*WRITTEN TASK A:*
Swap "elevation" for "view" in the records from their start through the line with "The screw 29 is at (432, 201).", and give those lines again with everything else unchanged. Leave out the pictures.

*DOCUMENT SEGMENT:*

** begin **

Hortense Spillers delineates how Black people
were “ungendered” during slavery because of their
violent transformation by the white gaze into commodities. Since Black people were “thingified,” or
turned into “things,” all the traits that came along
with the notion of the human, such as gender and
kinship, were stolen from them. According to
Spillers, the captive female body was unnamed and
ungendered because it existed without the potential
for family roles and kinship bonds. Distinguishing
between the sentient “body” and the contained
“flesh,” Spillers shows that the body is the privilege
of the free, while flesh is all that remained for Black
people who were “thingified” by white enslavers.
Since flesh is nameless and, therefore, ungendered
materiality, it becomes a tool to racialize Black
people. Flesh emerges when the idea of the full
breathing body is stolen from Black people.
Therefore, the concept of womanhood or femininity was denied to Black women because the white
colonial gaze perceived them as flesh.

** end **

*WRITTEN TASK B:*
Reproduce the whole passage on Spillers and the ungendering of Black people under slavery.

*PROVIDED INFORMATION:*
** begin **

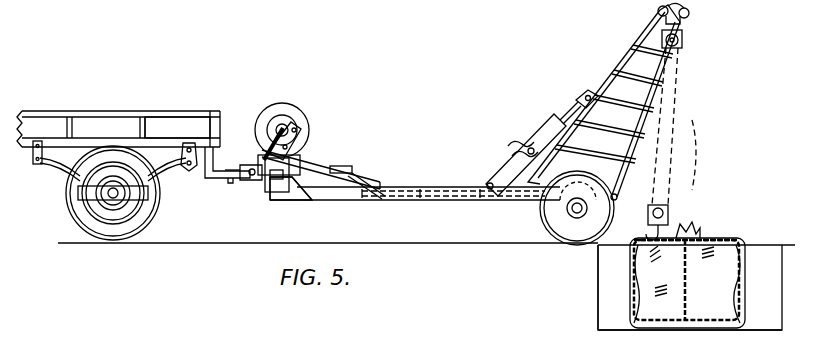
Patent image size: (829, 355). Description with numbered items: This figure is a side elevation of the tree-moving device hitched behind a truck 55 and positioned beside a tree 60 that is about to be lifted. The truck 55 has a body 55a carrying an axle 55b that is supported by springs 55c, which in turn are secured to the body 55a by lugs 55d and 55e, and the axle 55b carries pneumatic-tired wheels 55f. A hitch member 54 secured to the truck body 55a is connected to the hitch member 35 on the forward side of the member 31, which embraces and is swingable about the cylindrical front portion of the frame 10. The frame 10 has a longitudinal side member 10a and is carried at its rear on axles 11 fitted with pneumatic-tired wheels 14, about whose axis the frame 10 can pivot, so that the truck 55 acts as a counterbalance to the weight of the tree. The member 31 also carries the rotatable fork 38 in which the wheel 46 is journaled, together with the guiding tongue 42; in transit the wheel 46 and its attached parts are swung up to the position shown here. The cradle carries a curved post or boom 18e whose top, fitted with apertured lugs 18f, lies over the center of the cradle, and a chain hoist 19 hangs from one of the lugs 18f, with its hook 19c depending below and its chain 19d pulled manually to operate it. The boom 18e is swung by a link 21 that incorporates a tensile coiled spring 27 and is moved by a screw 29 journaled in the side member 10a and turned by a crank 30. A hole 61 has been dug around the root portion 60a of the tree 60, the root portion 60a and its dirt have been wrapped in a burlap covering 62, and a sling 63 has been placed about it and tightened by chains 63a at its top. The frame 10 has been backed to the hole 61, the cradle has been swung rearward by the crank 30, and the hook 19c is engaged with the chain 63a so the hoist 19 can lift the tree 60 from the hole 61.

The frame 10 is at (428, 185).
The side member 10a is at (335, 201).
The axles 11 is at (574, 212).
The wheels 14 is at (566, 207).
The arm or post 18e is at (614, 73).
The loops or apertured lugs 18f is at (689, 12).
The chain hoist 19 is at (683, 42).
The hook 19c is at (653, 224).
The chain 19d is at (672, 148).
The link 21 is at (510, 143).
The tensile coiled spring 27 is at (531, 130).
The screw 29 is at (432, 201).
The crank 30 is at (354, 172).
The member 31 is at (276, 193).
The hitch member 35 is at (244, 183).
The fork or U-shaped member 38 is at (266, 160).
The guiding tongue 42 is at (305, 165).
The wheel 46 is at (292, 114).
The hitch member 54 is at (218, 163).
The truck 55 is at (136, 110).
The body 55a is at (166, 126).
The axle 55b is at (118, 195).
The springs 55c is at (66, 176).
The lug 55d is at (36, 165).
The lug 55e is at (197, 168).
The wheels 55f is at (76, 220).
The tree 60 is at (691, 223).
The root portion 60a is at (742, 266).
The hole or trench 61 is at (628, 258).
The covering 62 is at (640, 272).
The sling 63 is at (716, 328).
The chains 63a is at (718, 238).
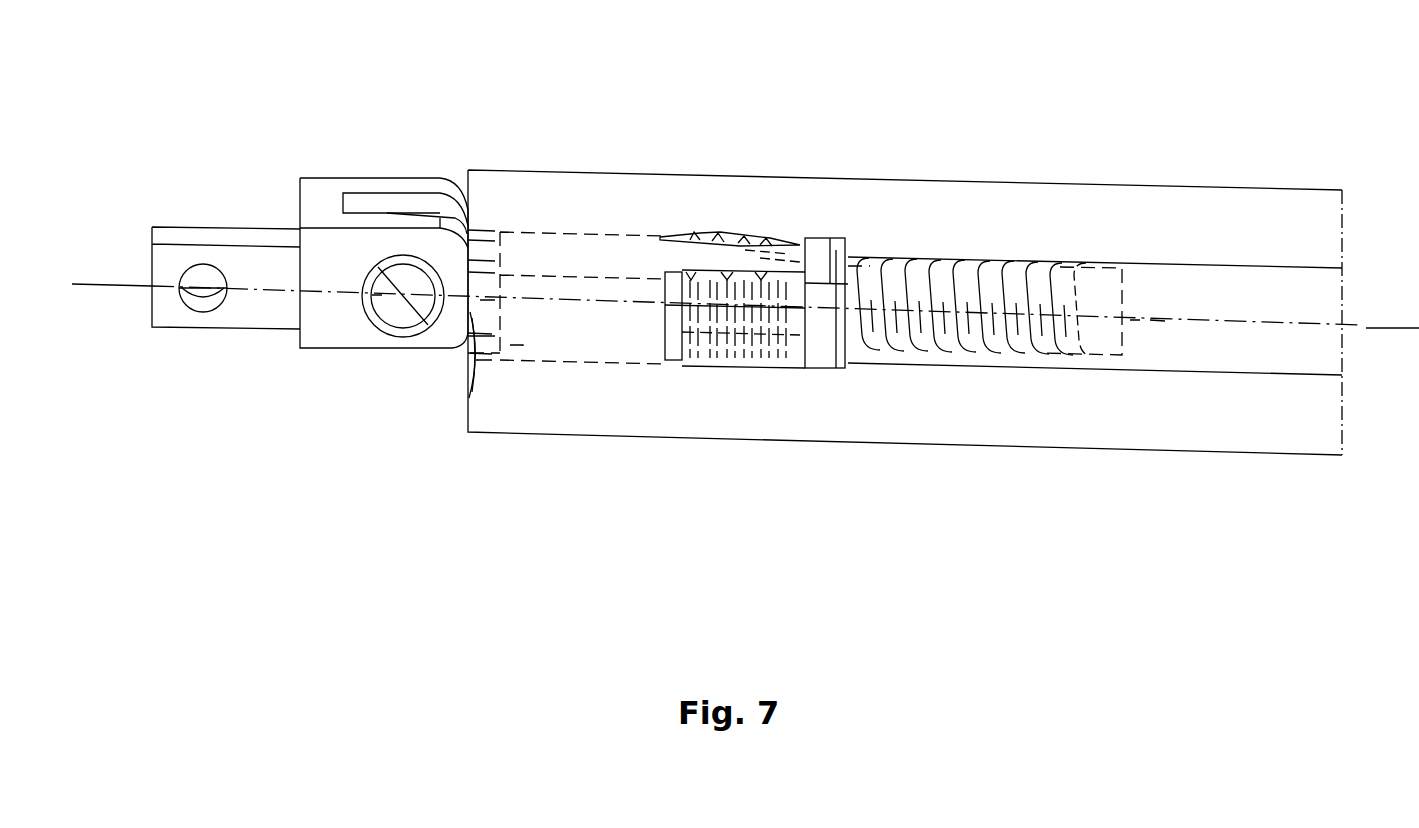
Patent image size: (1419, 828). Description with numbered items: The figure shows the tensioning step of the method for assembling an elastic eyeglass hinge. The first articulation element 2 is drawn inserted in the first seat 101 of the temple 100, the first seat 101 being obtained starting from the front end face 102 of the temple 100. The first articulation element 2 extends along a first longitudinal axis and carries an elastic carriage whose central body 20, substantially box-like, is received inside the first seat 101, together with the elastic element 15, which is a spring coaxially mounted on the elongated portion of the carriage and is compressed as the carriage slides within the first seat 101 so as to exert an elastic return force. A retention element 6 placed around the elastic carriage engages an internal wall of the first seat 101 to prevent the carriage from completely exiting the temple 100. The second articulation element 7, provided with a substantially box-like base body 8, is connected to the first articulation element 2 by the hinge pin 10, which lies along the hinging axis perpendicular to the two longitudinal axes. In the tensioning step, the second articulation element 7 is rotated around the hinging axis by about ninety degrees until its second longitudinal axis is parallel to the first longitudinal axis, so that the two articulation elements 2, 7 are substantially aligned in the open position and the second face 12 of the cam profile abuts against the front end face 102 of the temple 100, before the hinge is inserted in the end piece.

The second articulation element 7 is at (214, 134).
The base body 8 is at (241, 312).
The hinge pin 10 is at (407, 293).
The second face 12 is at (467, 352).
The front end face 102 is at (462, 172).
The temple 100 is at (1236, 208).
The first articulation element 2 is at (690, 208).
The central body 20 is at (589, 336).
The retention element 6 is at (733, 390).
The elastic element 15 is at (991, 250).
The first seat 101 is at (1118, 357).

** end **

*EXERCISE SOLUTION A:*
Patent image size: (829, 355). Description with numbered items: This figure is a side view of the tree-moving device hitched behind a truck 55 and positioned beside a tree 60 that is about to be lifted. The truck 55 has a body 55a carrying an axle 55b that is supported by springs 55c, which in turn are secured to the body 55a by lugs 55d and 55e, and the axle 55b carries pneumatic-tired wheels 55f. A hitch member 54 secured to the truck body 55a is connected to the hitch member 35 on the forward side of the member 31, which embraces and is swingable about the cylindrical front portion of the frame 10. The frame 10 has a longitudinal side member 10a and is carried at its rear on axles 11 fitted with pneumatic-tired wheels 14, about whose axis the frame 10 can pivot, so that the truck 55 acts as a counterbalance to the weight of the tree. The member 31 also carries the rotatable fork 38 in which the wheel 46 is journaled, together with the guiding tongue 42; in transit the wheel 46 and its attached parts are swung up to the position shown here. The cradle carries a curved post or boom 18e whose top, fitted with apertured lugs 18f, lies over the center of the cradle, and a chain hoist 19 hangs from one of the lugs 18f, with its hook 19c depending below and its chain 19d pulled manually to operate it. The boom 18e is swung by a link 21 that incorporates a tensile coiled spring 27 and is moved by a screw 29 journaled in the side member 10a and turned by a crank 30. A hole 61 has been dug around the root portion 60a of the tree 60, the root portion 60a and its dirt have been wrapped in a burlap covering 62, and a sling 63 has been placed about it and tightened by chains 63a at its top. The frame 10 has been backed to the hole 61, the cradle has been swung rearward by the crank 30, and the hook 19c is engaged with the chain 63a so the hoist 19 can lift the tree 60 from the hole 61.

The frame 10 is at (428, 185).
The side member 10a is at (335, 201).
The axles 11 is at (574, 212).
The wheels 14 is at (566, 207).
The arm or post 18e is at (614, 73).
The loops or apertured lugs 18f is at (689, 12).
The chain hoist 19 is at (683, 42).
The hook 19c is at (653, 224).
The chain 19d is at (672, 148).
The link 21 is at (510, 143).
The tensile coiled spring 27 is at (531, 130).
The screw 29 is at (432, 201).

*EXERCISE SOLUTION B:*
Hortense Spillers delineates how Black people
were “ungendered” during slavery because of their
violent transformation by the white gaze into commodities. Since Black people were “thingified,” or
turned into “things,” all the traits that came along
with the notion of the human, such as gender and
kinship, were stolen from them. According to
Spillers, the captive female body was unnamed and
ungendered because it existed without the potential
for family roles and kinship bonds. Distinguishing
between the sentient “body” and the contained
“flesh,” Spillers shows that the body is the privilege
of the free, while flesh is all that remained for Black
people who were “thingified” by white enslavers.
Since flesh is nameless and, therefore, ungendered
materiality, it becomes a tool to racialize Black
people. Flesh emerges when the idea of the full
breathing body is stolen from Black people.
Therefore, the concept of womanhood or femininity was denied to Black women because the white
colonial gaze perceived them as flesh.